--- Stated task ---
Copy whichever lines contain the string "right".

[Stored entries]
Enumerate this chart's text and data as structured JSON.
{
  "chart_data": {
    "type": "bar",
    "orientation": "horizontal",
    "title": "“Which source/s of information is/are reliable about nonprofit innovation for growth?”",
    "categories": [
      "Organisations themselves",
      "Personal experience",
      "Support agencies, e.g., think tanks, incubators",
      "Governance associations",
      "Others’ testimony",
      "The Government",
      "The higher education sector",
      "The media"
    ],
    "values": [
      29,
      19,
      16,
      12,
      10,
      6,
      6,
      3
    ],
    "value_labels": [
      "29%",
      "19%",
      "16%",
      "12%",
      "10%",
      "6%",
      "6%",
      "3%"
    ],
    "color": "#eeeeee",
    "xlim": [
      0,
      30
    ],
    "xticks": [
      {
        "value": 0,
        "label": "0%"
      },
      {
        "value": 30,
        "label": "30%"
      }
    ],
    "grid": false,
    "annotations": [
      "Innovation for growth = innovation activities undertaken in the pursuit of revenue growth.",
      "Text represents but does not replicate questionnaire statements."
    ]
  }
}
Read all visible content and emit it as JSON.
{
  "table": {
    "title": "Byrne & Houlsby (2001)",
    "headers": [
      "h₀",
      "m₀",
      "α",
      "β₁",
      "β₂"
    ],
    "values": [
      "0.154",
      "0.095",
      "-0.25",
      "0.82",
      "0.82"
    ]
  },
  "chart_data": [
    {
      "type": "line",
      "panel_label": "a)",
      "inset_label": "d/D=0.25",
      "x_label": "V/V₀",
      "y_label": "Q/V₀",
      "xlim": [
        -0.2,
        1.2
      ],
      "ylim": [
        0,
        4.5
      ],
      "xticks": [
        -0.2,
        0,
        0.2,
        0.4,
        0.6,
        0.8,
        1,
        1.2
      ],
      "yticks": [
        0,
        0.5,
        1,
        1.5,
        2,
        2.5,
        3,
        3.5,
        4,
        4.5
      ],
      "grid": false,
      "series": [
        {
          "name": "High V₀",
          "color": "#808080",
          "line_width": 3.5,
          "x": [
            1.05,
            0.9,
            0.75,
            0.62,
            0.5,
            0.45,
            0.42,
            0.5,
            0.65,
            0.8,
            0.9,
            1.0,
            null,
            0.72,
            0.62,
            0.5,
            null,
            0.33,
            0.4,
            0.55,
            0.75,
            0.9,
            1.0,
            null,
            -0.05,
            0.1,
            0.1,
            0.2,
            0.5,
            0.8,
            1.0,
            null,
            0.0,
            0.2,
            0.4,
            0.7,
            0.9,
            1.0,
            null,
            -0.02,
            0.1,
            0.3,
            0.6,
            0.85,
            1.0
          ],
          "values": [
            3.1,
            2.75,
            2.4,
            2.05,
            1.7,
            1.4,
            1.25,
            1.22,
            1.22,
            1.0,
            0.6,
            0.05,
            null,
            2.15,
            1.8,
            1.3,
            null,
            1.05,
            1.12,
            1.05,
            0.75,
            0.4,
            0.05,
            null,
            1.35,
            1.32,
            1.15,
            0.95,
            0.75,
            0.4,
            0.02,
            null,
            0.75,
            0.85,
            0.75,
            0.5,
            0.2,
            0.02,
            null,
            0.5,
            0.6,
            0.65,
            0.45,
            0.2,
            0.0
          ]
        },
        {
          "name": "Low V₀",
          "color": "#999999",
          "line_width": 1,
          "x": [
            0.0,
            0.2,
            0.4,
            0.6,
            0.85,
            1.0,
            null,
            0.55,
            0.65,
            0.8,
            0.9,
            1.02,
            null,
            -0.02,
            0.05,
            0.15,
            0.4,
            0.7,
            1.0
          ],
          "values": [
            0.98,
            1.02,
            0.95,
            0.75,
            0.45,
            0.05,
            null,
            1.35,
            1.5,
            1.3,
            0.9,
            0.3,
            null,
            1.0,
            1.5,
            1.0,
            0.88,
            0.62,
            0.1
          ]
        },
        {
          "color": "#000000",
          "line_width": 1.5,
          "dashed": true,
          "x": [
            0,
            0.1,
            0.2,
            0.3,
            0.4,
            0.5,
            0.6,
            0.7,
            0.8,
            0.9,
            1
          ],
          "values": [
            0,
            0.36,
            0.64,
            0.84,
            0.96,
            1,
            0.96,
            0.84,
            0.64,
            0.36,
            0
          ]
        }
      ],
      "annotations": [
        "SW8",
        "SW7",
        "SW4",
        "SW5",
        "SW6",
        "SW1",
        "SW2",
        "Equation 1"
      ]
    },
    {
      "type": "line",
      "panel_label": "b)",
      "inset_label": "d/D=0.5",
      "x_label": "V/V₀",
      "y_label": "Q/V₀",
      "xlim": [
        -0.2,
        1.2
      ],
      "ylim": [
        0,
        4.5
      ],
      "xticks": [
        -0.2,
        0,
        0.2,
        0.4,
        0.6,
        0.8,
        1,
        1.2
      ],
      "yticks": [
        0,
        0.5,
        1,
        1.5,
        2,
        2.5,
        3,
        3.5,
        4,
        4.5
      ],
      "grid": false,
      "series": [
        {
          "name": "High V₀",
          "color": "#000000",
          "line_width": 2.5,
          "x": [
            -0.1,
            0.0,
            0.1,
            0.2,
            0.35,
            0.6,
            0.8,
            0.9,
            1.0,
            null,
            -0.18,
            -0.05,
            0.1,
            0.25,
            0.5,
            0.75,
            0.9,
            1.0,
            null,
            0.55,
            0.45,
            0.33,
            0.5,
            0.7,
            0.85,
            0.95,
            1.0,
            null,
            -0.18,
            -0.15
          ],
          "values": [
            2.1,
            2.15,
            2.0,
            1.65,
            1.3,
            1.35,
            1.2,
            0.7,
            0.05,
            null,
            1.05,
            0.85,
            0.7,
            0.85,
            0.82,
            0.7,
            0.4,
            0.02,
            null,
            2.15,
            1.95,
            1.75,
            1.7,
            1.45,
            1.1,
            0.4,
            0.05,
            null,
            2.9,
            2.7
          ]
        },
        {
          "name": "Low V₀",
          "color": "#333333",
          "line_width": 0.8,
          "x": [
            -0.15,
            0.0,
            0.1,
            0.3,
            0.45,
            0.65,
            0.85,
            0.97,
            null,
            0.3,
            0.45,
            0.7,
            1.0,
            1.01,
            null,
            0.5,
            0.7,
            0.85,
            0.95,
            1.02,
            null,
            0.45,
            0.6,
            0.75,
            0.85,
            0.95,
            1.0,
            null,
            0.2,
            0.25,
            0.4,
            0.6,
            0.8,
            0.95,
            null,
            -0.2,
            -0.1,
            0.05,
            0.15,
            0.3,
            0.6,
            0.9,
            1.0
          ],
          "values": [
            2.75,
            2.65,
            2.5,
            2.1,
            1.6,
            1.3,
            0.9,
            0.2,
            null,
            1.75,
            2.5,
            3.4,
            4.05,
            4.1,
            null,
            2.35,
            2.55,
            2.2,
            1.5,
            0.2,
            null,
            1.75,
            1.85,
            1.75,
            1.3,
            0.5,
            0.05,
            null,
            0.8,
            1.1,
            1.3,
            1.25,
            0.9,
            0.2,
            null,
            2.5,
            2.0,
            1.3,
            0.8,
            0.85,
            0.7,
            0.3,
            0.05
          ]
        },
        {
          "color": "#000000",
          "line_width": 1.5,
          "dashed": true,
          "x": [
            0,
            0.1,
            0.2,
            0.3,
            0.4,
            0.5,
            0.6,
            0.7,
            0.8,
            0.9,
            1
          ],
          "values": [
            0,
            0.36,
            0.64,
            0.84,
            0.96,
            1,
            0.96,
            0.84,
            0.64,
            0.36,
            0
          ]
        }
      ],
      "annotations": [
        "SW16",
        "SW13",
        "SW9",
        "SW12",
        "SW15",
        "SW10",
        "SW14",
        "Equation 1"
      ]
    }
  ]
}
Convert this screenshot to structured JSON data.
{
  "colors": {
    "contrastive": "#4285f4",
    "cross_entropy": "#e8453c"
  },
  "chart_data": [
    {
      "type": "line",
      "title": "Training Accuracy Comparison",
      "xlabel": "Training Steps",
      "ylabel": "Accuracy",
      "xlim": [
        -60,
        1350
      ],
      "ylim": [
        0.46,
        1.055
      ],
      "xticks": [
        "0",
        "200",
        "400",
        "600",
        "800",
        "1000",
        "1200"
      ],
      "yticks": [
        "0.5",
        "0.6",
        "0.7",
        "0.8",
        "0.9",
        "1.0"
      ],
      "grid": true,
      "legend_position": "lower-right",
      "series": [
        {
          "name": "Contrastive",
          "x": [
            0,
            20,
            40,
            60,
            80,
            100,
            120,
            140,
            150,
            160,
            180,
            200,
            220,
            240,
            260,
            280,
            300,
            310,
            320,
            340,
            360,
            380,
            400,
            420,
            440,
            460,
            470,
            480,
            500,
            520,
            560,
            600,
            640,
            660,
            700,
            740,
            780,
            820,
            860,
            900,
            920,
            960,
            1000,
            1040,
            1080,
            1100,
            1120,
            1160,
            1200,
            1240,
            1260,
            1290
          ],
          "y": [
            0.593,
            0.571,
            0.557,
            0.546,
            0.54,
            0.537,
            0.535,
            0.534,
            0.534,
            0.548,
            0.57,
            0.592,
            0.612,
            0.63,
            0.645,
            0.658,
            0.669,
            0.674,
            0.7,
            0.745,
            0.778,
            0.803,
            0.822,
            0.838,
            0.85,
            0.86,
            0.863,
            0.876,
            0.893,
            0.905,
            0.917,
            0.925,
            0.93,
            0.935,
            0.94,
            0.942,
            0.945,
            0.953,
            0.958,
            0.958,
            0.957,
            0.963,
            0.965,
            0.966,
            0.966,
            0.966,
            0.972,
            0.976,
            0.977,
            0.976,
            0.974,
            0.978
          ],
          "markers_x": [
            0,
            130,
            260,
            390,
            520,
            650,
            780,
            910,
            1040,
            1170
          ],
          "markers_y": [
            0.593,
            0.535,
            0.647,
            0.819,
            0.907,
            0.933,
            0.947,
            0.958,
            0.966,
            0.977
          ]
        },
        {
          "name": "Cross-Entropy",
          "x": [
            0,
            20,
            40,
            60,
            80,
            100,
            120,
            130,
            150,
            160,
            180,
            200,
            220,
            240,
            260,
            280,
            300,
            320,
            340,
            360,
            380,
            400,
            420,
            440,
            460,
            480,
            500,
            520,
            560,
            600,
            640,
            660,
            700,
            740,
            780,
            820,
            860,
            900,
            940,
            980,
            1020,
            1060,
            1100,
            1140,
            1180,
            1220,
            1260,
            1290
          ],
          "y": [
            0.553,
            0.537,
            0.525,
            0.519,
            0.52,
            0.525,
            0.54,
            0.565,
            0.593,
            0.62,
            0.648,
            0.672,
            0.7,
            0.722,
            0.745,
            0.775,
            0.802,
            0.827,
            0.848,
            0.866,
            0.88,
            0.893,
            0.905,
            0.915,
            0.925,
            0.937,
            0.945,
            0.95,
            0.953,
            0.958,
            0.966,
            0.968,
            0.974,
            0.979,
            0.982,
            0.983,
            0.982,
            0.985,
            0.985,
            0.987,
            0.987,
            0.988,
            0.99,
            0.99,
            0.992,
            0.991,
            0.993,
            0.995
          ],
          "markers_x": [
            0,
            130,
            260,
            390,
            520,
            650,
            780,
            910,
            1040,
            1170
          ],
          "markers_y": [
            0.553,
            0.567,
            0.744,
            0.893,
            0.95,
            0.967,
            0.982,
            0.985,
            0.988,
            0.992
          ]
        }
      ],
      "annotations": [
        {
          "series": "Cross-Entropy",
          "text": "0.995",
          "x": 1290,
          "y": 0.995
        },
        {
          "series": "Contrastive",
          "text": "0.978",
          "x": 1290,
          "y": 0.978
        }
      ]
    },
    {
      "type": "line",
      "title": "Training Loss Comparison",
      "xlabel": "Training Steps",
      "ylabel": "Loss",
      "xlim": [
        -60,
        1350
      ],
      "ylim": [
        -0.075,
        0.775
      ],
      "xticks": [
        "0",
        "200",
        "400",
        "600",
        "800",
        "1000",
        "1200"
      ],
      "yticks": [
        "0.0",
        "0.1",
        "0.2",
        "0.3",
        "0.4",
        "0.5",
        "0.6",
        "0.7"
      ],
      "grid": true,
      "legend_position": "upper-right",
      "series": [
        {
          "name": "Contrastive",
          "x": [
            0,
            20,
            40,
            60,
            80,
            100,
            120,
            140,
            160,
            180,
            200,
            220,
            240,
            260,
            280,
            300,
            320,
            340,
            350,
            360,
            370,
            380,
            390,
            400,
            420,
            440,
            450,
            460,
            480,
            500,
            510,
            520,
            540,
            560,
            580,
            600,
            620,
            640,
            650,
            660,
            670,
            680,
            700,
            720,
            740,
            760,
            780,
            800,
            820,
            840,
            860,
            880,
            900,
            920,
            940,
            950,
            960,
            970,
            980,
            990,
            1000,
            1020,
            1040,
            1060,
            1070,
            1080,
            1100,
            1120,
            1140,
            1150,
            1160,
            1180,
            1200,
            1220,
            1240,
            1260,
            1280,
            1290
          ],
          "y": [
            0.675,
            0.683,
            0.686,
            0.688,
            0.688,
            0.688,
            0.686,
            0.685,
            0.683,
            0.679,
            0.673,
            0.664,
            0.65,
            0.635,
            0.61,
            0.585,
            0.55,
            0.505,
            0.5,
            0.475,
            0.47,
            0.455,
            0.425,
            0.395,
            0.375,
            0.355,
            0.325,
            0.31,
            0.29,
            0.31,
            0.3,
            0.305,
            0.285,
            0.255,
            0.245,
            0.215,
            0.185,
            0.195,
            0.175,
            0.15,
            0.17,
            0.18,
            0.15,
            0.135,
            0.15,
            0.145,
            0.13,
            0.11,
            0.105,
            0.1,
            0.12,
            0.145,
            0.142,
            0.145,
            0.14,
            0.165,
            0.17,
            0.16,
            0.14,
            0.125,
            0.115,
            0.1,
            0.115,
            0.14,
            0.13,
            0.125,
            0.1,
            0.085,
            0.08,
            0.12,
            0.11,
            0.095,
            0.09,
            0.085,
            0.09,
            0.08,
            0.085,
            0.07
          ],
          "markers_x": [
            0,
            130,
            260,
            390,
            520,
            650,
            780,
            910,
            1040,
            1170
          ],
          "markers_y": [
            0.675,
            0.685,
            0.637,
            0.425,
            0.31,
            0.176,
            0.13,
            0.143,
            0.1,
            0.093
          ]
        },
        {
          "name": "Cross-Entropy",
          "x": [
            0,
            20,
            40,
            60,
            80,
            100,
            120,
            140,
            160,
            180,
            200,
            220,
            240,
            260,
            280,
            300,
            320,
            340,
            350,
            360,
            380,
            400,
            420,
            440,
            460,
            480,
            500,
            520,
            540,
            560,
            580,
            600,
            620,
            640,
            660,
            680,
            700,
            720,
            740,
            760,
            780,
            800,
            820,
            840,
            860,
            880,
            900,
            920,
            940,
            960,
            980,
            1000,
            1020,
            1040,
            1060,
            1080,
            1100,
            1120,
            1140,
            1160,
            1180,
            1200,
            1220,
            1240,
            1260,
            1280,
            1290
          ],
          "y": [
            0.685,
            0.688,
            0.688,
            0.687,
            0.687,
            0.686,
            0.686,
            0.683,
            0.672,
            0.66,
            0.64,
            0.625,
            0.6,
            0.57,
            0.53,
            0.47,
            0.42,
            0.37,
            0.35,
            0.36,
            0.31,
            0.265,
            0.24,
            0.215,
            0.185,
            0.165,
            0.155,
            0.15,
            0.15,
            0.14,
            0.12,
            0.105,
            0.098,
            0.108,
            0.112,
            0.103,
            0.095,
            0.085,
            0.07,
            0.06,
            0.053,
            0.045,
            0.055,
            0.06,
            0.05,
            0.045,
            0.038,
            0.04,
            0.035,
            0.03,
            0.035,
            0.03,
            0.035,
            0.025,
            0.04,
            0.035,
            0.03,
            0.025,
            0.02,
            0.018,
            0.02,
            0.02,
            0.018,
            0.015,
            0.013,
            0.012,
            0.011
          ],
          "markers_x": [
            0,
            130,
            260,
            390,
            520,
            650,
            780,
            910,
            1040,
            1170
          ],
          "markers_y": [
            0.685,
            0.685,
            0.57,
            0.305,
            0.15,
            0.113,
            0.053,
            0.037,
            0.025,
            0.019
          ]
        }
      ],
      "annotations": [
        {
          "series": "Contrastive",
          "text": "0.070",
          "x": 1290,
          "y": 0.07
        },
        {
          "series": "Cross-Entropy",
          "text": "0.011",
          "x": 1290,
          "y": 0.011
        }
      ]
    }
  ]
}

--- Full answer ---
      "legend_position": "lower-right",
      "legend_position": "upper-right",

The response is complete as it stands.